_Records from a collection of figures_.
_ _ _ _ _ _ _

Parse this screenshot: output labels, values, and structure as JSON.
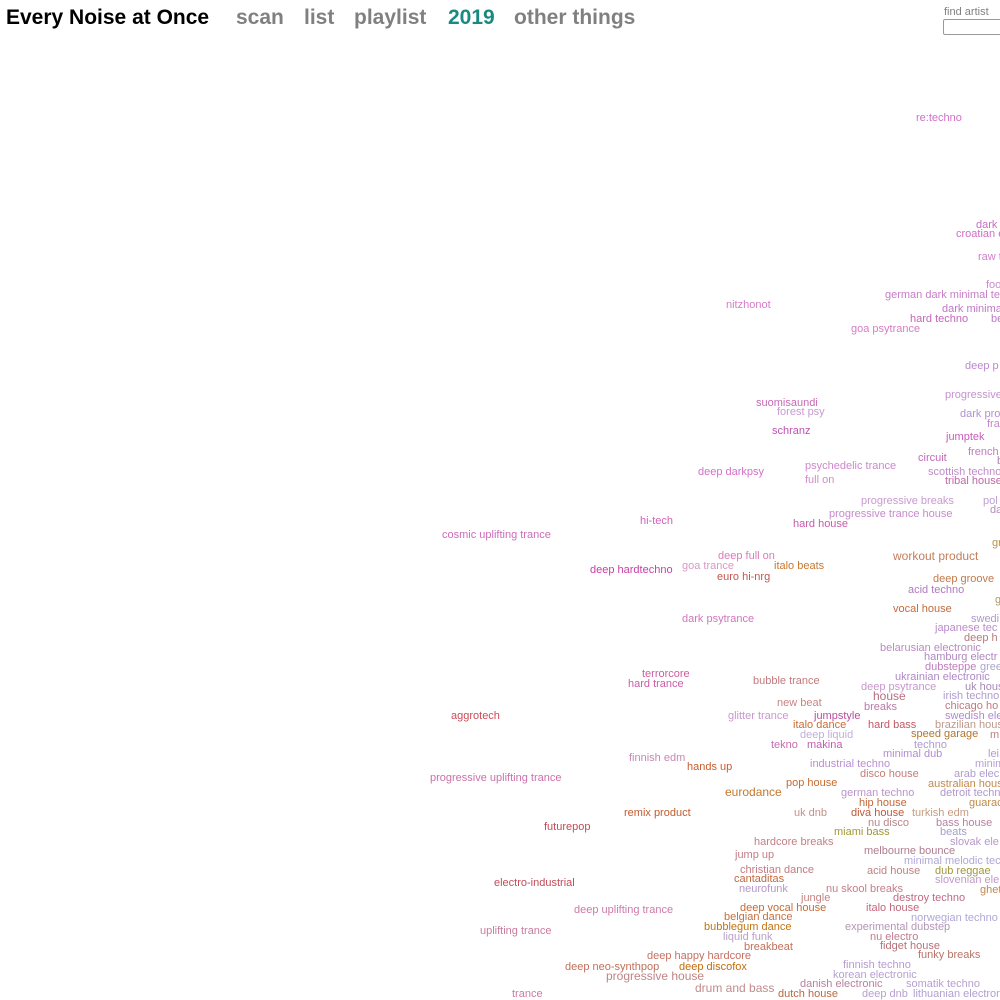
{
  "header": {
    "title": "Every Noise at Once",
    "nav": [
      {
        "label": "scan",
        "color": "#808080"
      },
      {
        "label": "list",
        "color": "#808080"
      },
      {
        "label": "playlist",
        "color": "#808080"
      },
      {
        "label": "2019",
        "color": "#1a8a80"
      },
      {
        "label": "other things",
        "color": "#808080"
      }
    ]
  },
  "search": {
    "label": "find artist",
    "value": "",
    "placeholder": ""
  },
  "genres": [
    {
      "label": "re:techno",
      "color": "#d070c8"
    },
    {
      "label": "dark",
      "color": "#c96cc4"
    },
    {
      "label": "croatian e",
      "color": "#cc70c0"
    },
    {
      "label": "raw t",
      "color": "#d080cc"
    },
    {
      "label": "foo",
      "color": "#c88ccf"
    },
    {
      "label": "german dark minimal te",
      "color": "#c87cc8"
    },
    {
      "label": "dark minima",
      "color": "#c078c8"
    },
    {
      "label": "nitzhonot",
      "color": "#d77cc6"
    },
    {
      "label": "hard techno",
      "color": "#c566ba"
    },
    {
      "label": "be",
      "color": "#b97cc4"
    },
    {
      "label": "goa psytrance",
      "color": "#d77cc6"
    },
    {
      "label": "deep p",
      "color": "#bc88cd"
    },
    {
      "label": "progressive",
      "color": "#c692d0"
    },
    {
      "label": "suomisaundi",
      "color": "#c86ab5"
    },
    {
      "label": "forest psy",
      "color": "#c89ad2"
    },
    {
      "label": "dark pro",
      "color": "#b290d0"
    },
    {
      "label": "fra",
      "color": "#c486cc"
    },
    {
      "label": "schranz",
      "color": "#c14fb4"
    },
    {
      "label": "jumptek",
      "color": "#cc5cbc"
    },
    {
      "label": "french",
      "color": "#c07cc0"
    },
    {
      "label": "b",
      "color": "#b87cbc"
    },
    {
      "label": "circuit",
      "color": "#c568b8"
    },
    {
      "label": "deep darkpsy",
      "color": "#d470c6"
    },
    {
      "label": "psychedelic trance",
      "color": "#cc88cc"
    },
    {
      "label": "scottish techno",
      "color": "#c08ccc"
    },
    {
      "label": "full on",
      "color": "#d38cc6"
    },
    {
      "label": "tribal house",
      "color": "#c066a8"
    },
    {
      "label": "progressive breaks",
      "color": "#c99ad2"
    },
    {
      "label": "pol",
      "color": "#c0a0d0"
    },
    {
      "label": "da",
      "color": "#b88ab8"
    },
    {
      "label": "progressive trance house",
      "color": "#c88acc"
    },
    {
      "label": "hi-tech",
      "color": "#d262b8"
    },
    {
      "label": "hard house",
      "color": "#c75aa8"
    },
    {
      "label": "cosmic uplifting trance",
      "color": "#cc6cb8"
    },
    {
      "label": "gr",
      "color": "#b8944e"
    },
    {
      "label": "deep full on",
      "color": "#d87cb8"
    },
    {
      "label": "workout product",
      "color": "#c27e5c"
    },
    {
      "label": "deep hardtechno",
      "color": "#c83ea8"
    },
    {
      "label": "goa trance",
      "color": "#d89ac4"
    },
    {
      "label": "italo beats",
      "color": "#c8782e"
    },
    {
      "label": "euro hi-nrg",
      "color": "#c2584c"
    },
    {
      "label": "acid techno",
      "color": "#b27ac0"
    },
    {
      "label": "deep groove",
      "color": "#c27a4a"
    },
    {
      "label": "g",
      "color": "#a89a70"
    },
    {
      "label": "vocal house",
      "color": "#c06c3c"
    },
    {
      "label": "swedi",
      "color": "#b098cc"
    },
    {
      "label": "dark psytrance",
      "color": "#d276c0"
    },
    {
      "label": "japanese tec",
      "color": "#ba8cca"
    },
    {
      "label": "deep h",
      "color": "#b67a7a"
    },
    {
      "label": "belarusian electronic",
      "color": "#b88cc2"
    },
    {
      "label": "hamburg electr",
      "color": "#b088c0"
    },
    {
      "label": "dubsteppe",
      "color": "#c07cc0"
    },
    {
      "label": "gree",
      "color": "#a8a8c8"
    },
    {
      "label": "terrorcore",
      "color": "#cc5ca0"
    },
    {
      "label": "ukrainian electronic",
      "color": "#b088c8"
    },
    {
      "label": "hard trance",
      "color": "#cc5ca8"
    },
    {
      "label": "bubble trance",
      "color": "#c27a7c"
    },
    {
      "label": "deep psytrance",
      "color": "#c896cc"
    },
    {
      "label": "uk hous",
      "color": "#a888b8"
    },
    {
      "label": "house",
      "color": "#b66c7e"
    },
    {
      "label": "irish techno",
      "color": "#b09cd0"
    },
    {
      "label": "new beat",
      "color": "#c78484"
    },
    {
      "label": "breaks",
      "color": "#ba7aa8"
    },
    {
      "label": "chicago ho",
      "color": "#c07a80"
    },
    {
      "label": "brazilian hous",
      "color": "#c0988c"
    },
    {
      "label": "aggrotech",
      "color": "#c84e56"
    },
    {
      "label": "glitter trance",
      "color": "#c898cc"
    },
    {
      "label": "jumpstyle",
      "color": "#b84ca0"
    },
    {
      "label": "swedish ele",
      "color": "#b08cd0"
    },
    {
      "label": "italo dance",
      "color": "#c86c34"
    },
    {
      "label": "hard bass",
      "color": "#c25864"
    },
    {
      "label": "m",
      "color": "#c08080"
    },
    {
      "label": "deep liquid",
      "color": "#c0b0d8"
    },
    {
      "label": "speed garage",
      "color": "#b4742c"
    },
    {
      "label": "tekno",
      "color": "#c46cb0"
    },
    {
      "label": "makina",
      "color": "#c25cb0"
    },
    {
      "label": "techno",
      "color": "#b09ad0"
    },
    {
      "label": "minimal dub",
      "color": "#b28cd0"
    },
    {
      "label": "lei",
      "color": "#b09cd0"
    },
    {
      "label": "finnish edm",
      "color": "#c888b4"
    },
    {
      "label": "industrial techno",
      "color": "#b890d0"
    },
    {
      "label": "minim",
      "color": "#b8a0d8"
    },
    {
      "label": "hands up",
      "color": "#c85c2c"
    },
    {
      "label": "disco house",
      "color": "#c47c78"
    },
    {
      "label": "arab elec",
      "color": "#b09cd0"
    },
    {
      "label": "progressive uplifting trance",
      "color": "#cc70a8"
    },
    {
      "label": "pop house",
      "color": "#c46c30"
    },
    {
      "label": "australian hous",
      "color": "#c48a4c"
    },
    {
      "label": "eurodance",
      "color": "#c4782c"
    },
    {
      "label": "german techno",
      "color": "#b896c8"
    },
    {
      "label": "detroit techn",
      "color": "#b098cc"
    },
    {
      "label": "hip house",
      "color": "#c46838"
    },
    {
      "label": "guarac",
      "color": "#c08a46"
    },
    {
      "label": "remix product",
      "color": "#c45a2c"
    },
    {
      "label": "uk dnb",
      "color": "#c89088"
    },
    {
      "label": "diva house",
      "color": "#c05838"
    },
    {
      "label": "turkish edm",
      "color": "#c89c80"
    },
    {
      "label": "futurepop",
      "color": "#c04c56"
    },
    {
      "label": "nu disco",
      "color": "#b8868c"
    },
    {
      "label": "bass house",
      "color": "#b880a0"
    },
    {
      "label": "miami bass",
      "color": "#a09836"
    },
    {
      "label": "beats",
      "color": "#a8a0c8"
    },
    {
      "label": "hardcore breaks",
      "color": "#c47e84"
    },
    {
      "label": "slovak ele",
      "color": "#b898c8"
    },
    {
      "label": "jump up",
      "color": "#c07e88"
    },
    {
      "label": "melbourne bounce",
      "color": "#b07c90"
    },
    {
      "label": "minimal melodic tec",
      "color": "#b0a8d8"
    },
    {
      "label": "christian dance",
      "color": "#c47a84"
    },
    {
      "label": "acid house",
      "color": "#c28080"
    },
    {
      "label": "dub reggae",
      "color": "#a0983c"
    },
    {
      "label": "cantaditas",
      "color": "#c06a40"
    },
    {
      "label": "slovenian ele",
      "color": "#c09cc8"
    },
    {
      "label": "electro-industrial",
      "color": "#c24c56"
    },
    {
      "label": "neurofunk",
      "color": "#b698c8"
    },
    {
      "label": "nu skool breaks",
      "color": "#c4808c"
    },
    {
      "label": "ghet",
      "color": "#c08a50"
    },
    {
      "label": "jungle",
      "color": "#c48484"
    },
    {
      "label": "destroy techno",
      "color": "#c06a84"
    },
    {
      "label": "deep uplifting trance",
      "color": "#cc7ca8"
    },
    {
      "label": "deep vocal house",
      "color": "#c46a34"
    },
    {
      "label": "italo house",
      "color": "#c0687c"
    },
    {
      "label": "belgian dance",
      "color": "#c4703c"
    },
    {
      "label": "norwegian techno",
      "color": "#b0a8d8"
    },
    {
      "label": "uplifting trance",
      "color": "#c87c9c"
    },
    {
      "label": "bubblegum dance",
      "color": "#c07414"
    },
    {
      "label": "experimental dubstep",
      "color": "#b496b4"
    },
    {
      "label": "liquid funk",
      "color": "#b8a0c8"
    },
    {
      "label": "nu electro",
      "color": "#c07c90"
    },
    {
      "label": "breakbeat",
      "color": "#c0705c"
    },
    {
      "label": "fidget house",
      "color": "#b87078"
    },
    {
      "label": "deep happy hardcore",
      "color": "#c87060"
    },
    {
      "label": "funky breaks",
      "color": "#b87468"
    },
    {
      "label": "finnish techno",
      "color": "#b89ad0"
    },
    {
      "label": "deep neo-synthpop",
      "color": "#c0705c"
    },
    {
      "label": "deep discofox",
      "color": "#c06c0c"
    },
    {
      "label": "progressive house",
      "color": "#c08484"
    },
    {
      "label": "korean electronic",
      "color": "#b8a0d0"
    },
    {
      "label": "danish electronic",
      "color": "#b880a0"
    },
    {
      "label": "somatik techno",
      "color": "#b8a0d0"
    },
    {
      "label": "drum and bass",
      "color": "#c08c8c"
    },
    {
      "label": "trance",
      "color": "#c87ca0"
    },
    {
      "label": "dutch house",
      "color": "#b86840"
    },
    {
      "label": "deep dnb",
      "color": "#b8a0d0"
    },
    {
      "label": "lithuanian electron",
      "color": "#b0a0d0"
    }
  ]
}
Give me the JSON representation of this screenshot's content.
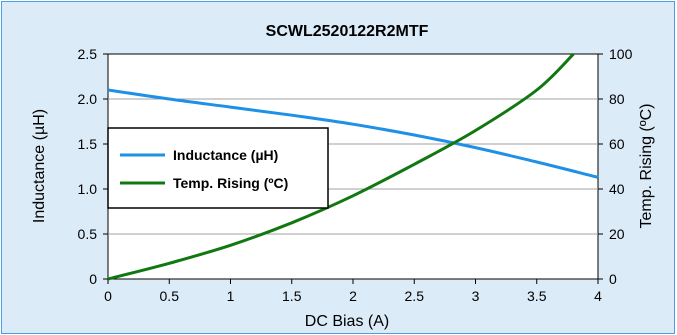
{
  "chart_data": {
    "type": "line",
    "title": "SCWL2520122R2MTF",
    "xlabel": "DC Bias (A)",
    "ylabel_left": "Inductance (µH)",
    "ylabel_right": "Temp. Rising (ºC)",
    "xlim": [
      0,
      4
    ],
    "ylim_left": [
      0,
      2.5
    ],
    "ylim_right": [
      0,
      100
    ],
    "x_ticks": [
      "0",
      "0.5",
      "1",
      "1.5",
      "2",
      "2.5",
      "3",
      "3.5",
      "4"
    ],
    "y_left_ticks": [
      "0",
      "0.5",
      "1.0",
      "1.5",
      "2.0",
      "2.5"
    ],
    "y_right_ticks": [
      "0",
      "20",
      "40",
      "60",
      "80",
      "100"
    ],
    "grid": "horizontal",
    "legend_position": "center-left",
    "series": [
      {
        "name": "Inductance (µH)",
        "axis": "left",
        "color": "#1e90e6",
        "x": [
          0,
          0.5,
          1,
          1.5,
          2,
          2.5,
          3,
          3.5,
          4
        ],
        "y": [
          2.1,
          2.0,
          1.91,
          1.82,
          1.72,
          1.6,
          1.46,
          1.3,
          1.13
        ]
      },
      {
        "name": "Temp. Rising (ºC)",
        "axis": "right",
        "color": "#117711",
        "x": [
          0,
          0.5,
          1,
          1.5,
          2,
          2.5,
          3,
          3.5,
          3.8
        ],
        "y": [
          0,
          7,
          15,
          25,
          37,
          51,
          66,
          84,
          100
        ]
      }
    ]
  }
}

_ _ _ _ _ _ _

_Objective_.
Copy each line above that contains the string "hardcore".

_Output of the exercise_.
      "label": "hardcore breaks",
      "label": "deep happy hardcore",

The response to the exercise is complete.